[Dataset entries on figures]
________________________
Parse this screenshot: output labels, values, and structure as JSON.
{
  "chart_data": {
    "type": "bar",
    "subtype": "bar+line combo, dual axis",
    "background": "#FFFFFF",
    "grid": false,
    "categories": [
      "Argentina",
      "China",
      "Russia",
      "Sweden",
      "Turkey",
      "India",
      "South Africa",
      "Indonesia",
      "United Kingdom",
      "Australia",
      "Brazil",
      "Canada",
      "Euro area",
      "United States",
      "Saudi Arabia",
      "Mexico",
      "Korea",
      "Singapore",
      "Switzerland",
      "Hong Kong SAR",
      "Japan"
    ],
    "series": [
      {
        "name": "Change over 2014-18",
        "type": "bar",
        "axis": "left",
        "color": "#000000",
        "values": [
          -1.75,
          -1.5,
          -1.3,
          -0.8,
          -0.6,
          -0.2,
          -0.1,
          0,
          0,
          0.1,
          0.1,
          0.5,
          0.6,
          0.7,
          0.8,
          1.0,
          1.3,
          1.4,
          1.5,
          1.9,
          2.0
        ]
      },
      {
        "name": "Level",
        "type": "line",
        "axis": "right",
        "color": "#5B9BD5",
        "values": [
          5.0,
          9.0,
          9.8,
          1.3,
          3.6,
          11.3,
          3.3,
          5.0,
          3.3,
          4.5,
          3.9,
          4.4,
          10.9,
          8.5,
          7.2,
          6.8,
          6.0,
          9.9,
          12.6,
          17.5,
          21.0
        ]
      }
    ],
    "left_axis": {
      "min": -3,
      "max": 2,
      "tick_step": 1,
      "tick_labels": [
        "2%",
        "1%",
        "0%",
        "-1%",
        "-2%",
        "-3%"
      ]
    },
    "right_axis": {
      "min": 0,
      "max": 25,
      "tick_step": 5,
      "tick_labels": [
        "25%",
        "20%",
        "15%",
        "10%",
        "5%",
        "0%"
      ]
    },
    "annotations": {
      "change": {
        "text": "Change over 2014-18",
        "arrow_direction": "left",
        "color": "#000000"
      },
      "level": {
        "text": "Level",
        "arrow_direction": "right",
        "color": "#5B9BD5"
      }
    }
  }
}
________________________
Exercise task: Restate the whole listing exactly, leaving out nothing.

Output:
Parse this screenshot: output labels, values, and structure as JSON.
{
  "chart_data": {
    "type": "bar",
    "subtype": "bar+line combo, dual axis",
    "background": "#FFFFFF",
    "grid": false,
    "categories": [
      "Argentina",
      "China",
      "Russia",
      "Sweden",
      "Turkey",
      "India",
      "South Africa",
      "Indonesia",
      "United Kingdom",
      "Australia",
      "Brazil",
      "Canada",
      "Euro area",
      "United States",
      "Saudi Arabia",
      "Mexico",
      "Korea",
      "Singapore",
      "Switzerland",
      "Hong Kong SAR",
      "Japan"
    ],
    "series": [
      {
        "name": "Change over 2014-18",
        "type": "bar",
        "axis": "left",
        "color": "#000000",
        "values": [
          -1.75,
          -1.5,
          -1.3,
          -0.8,
          -0.6,
          -0.2,
          -0.1,
          0,
          0,
          0.1,
          0.1,
          0.5,
          0.6,
          0.7,
          0.8,
          1.0,
          1.3,
          1.4,
          1.5,
          1.9,
          2.0
        ]
      },
      {
        "name": "Level",
        "type": "line",
        "axis": "right",
        "color": "#5B9BD5",
        "values": [
          5.0,
          9.0,
          9.8,
          1.3,
          3.6,
          11.3,
          3.3,
          5.0,
          3.3,
          4.5,
          3.9,
          4.4,
          10.9,
          8.5,
          7.2,
          6.8,
          6.0,
          9.9,
          12.6,
          17.5,
          21.0
        ]
      }
    ],
    "left_axis": {
      "min": -3,
      "max": 2,
      "tick_step": 1,
      "tick_labels": [
        "2%",
        "1%",
        "0%",
        "-1%",
        "-2%",
        "-3%"
      ]
    },
    "right_axis": {
      "min": 0,
      "max": 25,
      "tick_step": 5,
      "tick_labels": [
        "25%",
        "20%",
        "15%",
        "10%",
        "5%",
        "0%"
      ]
    },
    "annotations": {
      "change": {
        "text": "Change over 2014-18",
        "arrow_direction": "left",
        "color": "#000000"
      },
      "level": {
        "text": "Level",
        "arrow_direction": "right",
        "color": "#5B9BD5"
      }
    }
  }
}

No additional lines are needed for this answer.